# [Testo mostrato]
========
«Come mai questo nome?», «Io mi chiamo Mango», «E la tua mamma perché ti ha messo questo nome, le piace il frutto?», chiede Raffaella Carrà a un giovane Pino Mango negli studi di Pronto… Raffaella?. È un frammento di televisione surreale, uno dei tanti che coinvolgono la cantante, ballerina e presentatrice che era brava a fare tutto, anche le gaffe.

Mango ha un taglio di capelli anni Ottanta, è vestito come un darkettone londinese, spalline enormi, matita nera sugli occhi. È in televisione per presentare Oro, una delle sue canzoni più famose. Mango è un frutto tropicale, continua Raffaella per rimediare, lo hai mai mangiato? È buono, anche se fa ingrassare, continua, tradendo la sua routine militare da donna di spettacolo che conta anche le calorie della frutta.
========
Annotazioni dei riquadri degli elementi:
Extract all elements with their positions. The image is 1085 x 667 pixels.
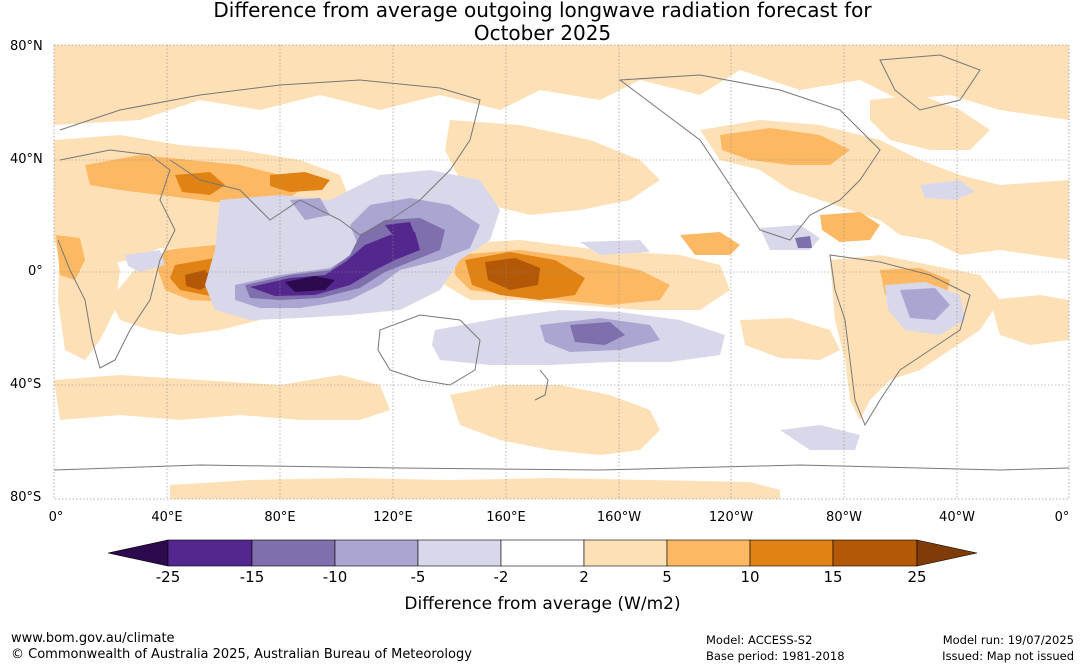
footer-url: www.bom.gov.au/climate <box>11 631 175 646</box>
map-frame <box>53 44 1070 500</box>
lon-label-0-right: 0° <box>1054 510 1070 525</box>
colorbar-tick-1: -25 <box>155 568 181 586</box>
new-zealand-coast <box>534 369 549 401</box>
eurasia-coast <box>59 79 481 236</box>
lon-label-120w: 120°W <box>708 510 754 525</box>
title-line-2: October 2025 <box>473 21 612 45</box>
colorbar-bin-2 <box>251 539 336 567</box>
lat-label-80n: 80°N <box>10 39 43 54</box>
gridlines <box>54 45 1069 499</box>
australia-coast <box>377 314 481 386</box>
colorbar-bin-5 <box>500 539 585 567</box>
lon-label-120e: 120°E <box>373 510 413 525</box>
lon-label-80e: 80°E <box>264 510 296 525</box>
lat-label-40s: 40°S <box>10 377 42 392</box>
anomaly-negative-extreme <box>285 276 335 292</box>
lat-label-0: 0° <box>28 264 43 279</box>
colorbar-tick-10: 25 <box>907 568 927 586</box>
colorbar-tick-2: -15 <box>239 568 265 586</box>
map-area <box>54 45 1069 499</box>
lon-label-0: 0° <box>48 510 64 525</box>
lon-label-40e: 40°E <box>151 510 183 525</box>
colorbar-min-arrow <box>107 539 169 567</box>
antarctica-coast <box>54 464 1069 471</box>
colorbar-tick-6: 2 <box>579 568 589 586</box>
south-america-coast <box>829 254 971 427</box>
colorbar-bin-7 <box>666 539 751 567</box>
footer-copyright: © Commonwealth of Australia 2025, Austra… <box>11 647 472 662</box>
north-america-coast <box>618 74 881 241</box>
lon-label-80w: 80°W <box>826 510 862 525</box>
colorbar-tick-4: -5 <box>410 568 426 586</box>
colorbar-bin-3 <box>334 539 419 567</box>
colorbar-bin-1 <box>167 539 253 567</box>
colorbar-bin-8 <box>749 539 834 567</box>
title-line-1: Difference from average outgoing longwav… <box>213 0 872 22</box>
greenland-coast <box>879 54 981 111</box>
colorbar-max-arrow <box>916 539 978 567</box>
lat-label-40n: 40°N <box>10 152 43 167</box>
colorbar-tick-7: 5 <box>662 568 672 586</box>
anomaly-positive-arctic <box>54 45 1069 125</box>
lon-label-160w: 160°W <box>596 510 642 525</box>
footer-base-period: Base period: 1981-2018 <box>706 649 845 663</box>
colorbar-bin-9 <box>832 539 918 567</box>
lon-label-40w: 40°W <box>939 510 975 525</box>
colorbar-bin-6 <box>583 539 668 567</box>
footer-model-run: Model run: 19/07/2025 <box>942 633 1074 647</box>
colorbar-title: Difference from average (W/m2) <box>404 594 681 614</box>
lon-label-160e: 160°E <box>486 510 526 525</box>
colorbar-tick-3: -10 <box>322 568 348 586</box>
colorbar-tick-9: 15 <box>823 568 843 586</box>
footer-model: Model: ACCESS-S2 <box>706 633 813 647</box>
chart-title: Difference from average outgoing longwav… <box>0 0 1085 45</box>
colorbar-tick-5: -2 <box>493 568 509 586</box>
colorbar-bin-4 <box>417 539 502 567</box>
anomaly-negative-maritime-continent <box>250 222 420 296</box>
colorbar <box>107 539 978 567</box>
lat-label-80s: 80°S <box>10 490 42 505</box>
footer-issued: Issued: Map not issued <box>942 649 1074 663</box>
colorbar-tick-8: 10 <box>740 568 760 586</box>
coastlines <box>54 54 1069 471</box>
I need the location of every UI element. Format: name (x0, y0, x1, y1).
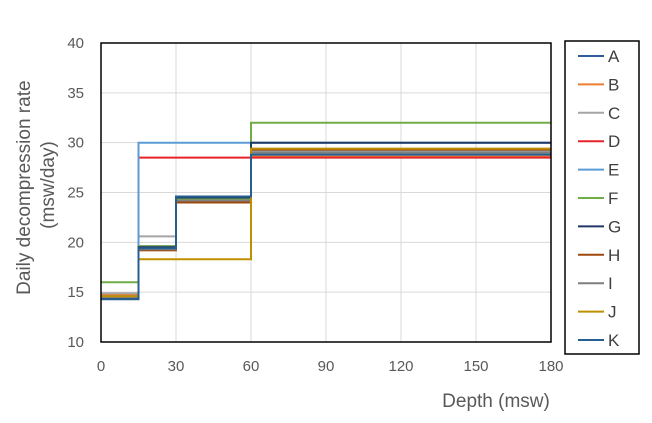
========
# [Dettagli del compito]
Prosegui il testo su Raffaella Carrà e Mango dopo la sua ultima frase. Le voci non hanno alcun legame con il testo.

# [La risposta]
In effetti, Mango è un nome indimenticabile. Suona bene, fa venire in mente il frutto, potrebbe essere un nome d’arte e invece è il cognome di un cantante lucano, di Lagonegro per la precisione, un piccolo paese in Basilicata che sta vicino sia al mare che alla montagna ma lontano da tutto, dirà sua figlia Angelina in un’intervista poco tempo dopo aver partecipato e vinto nella categoria canto del programma Amici di Maria De Filippi.

Nepotismi 

Il tema dei nepo-baby è molto caldo. Dopo aver coniato il termine nel 2022, internet ci ha fornito mappe e alberi genealogici del nepotismo americano, nello specifico quello di Hollywood e del mondo dello spettacolo: la figlia di Cindy Crawford che sfila in passerella, Timothée Chalamet che ha lo zio regista, e tanti altri ancora.

Maya Hawke, figlia di Ethan Hawke e Uma Thurman, ha raccontato al Times che se non fosse stato per le sue origini non avrebbe mai ottenuto la parte in Once Upon a Time in Hollywood. Ha detto anche che non ha problemi ad ammettere di essere una nepo-baby, che sa bene che il suo è un privilegio.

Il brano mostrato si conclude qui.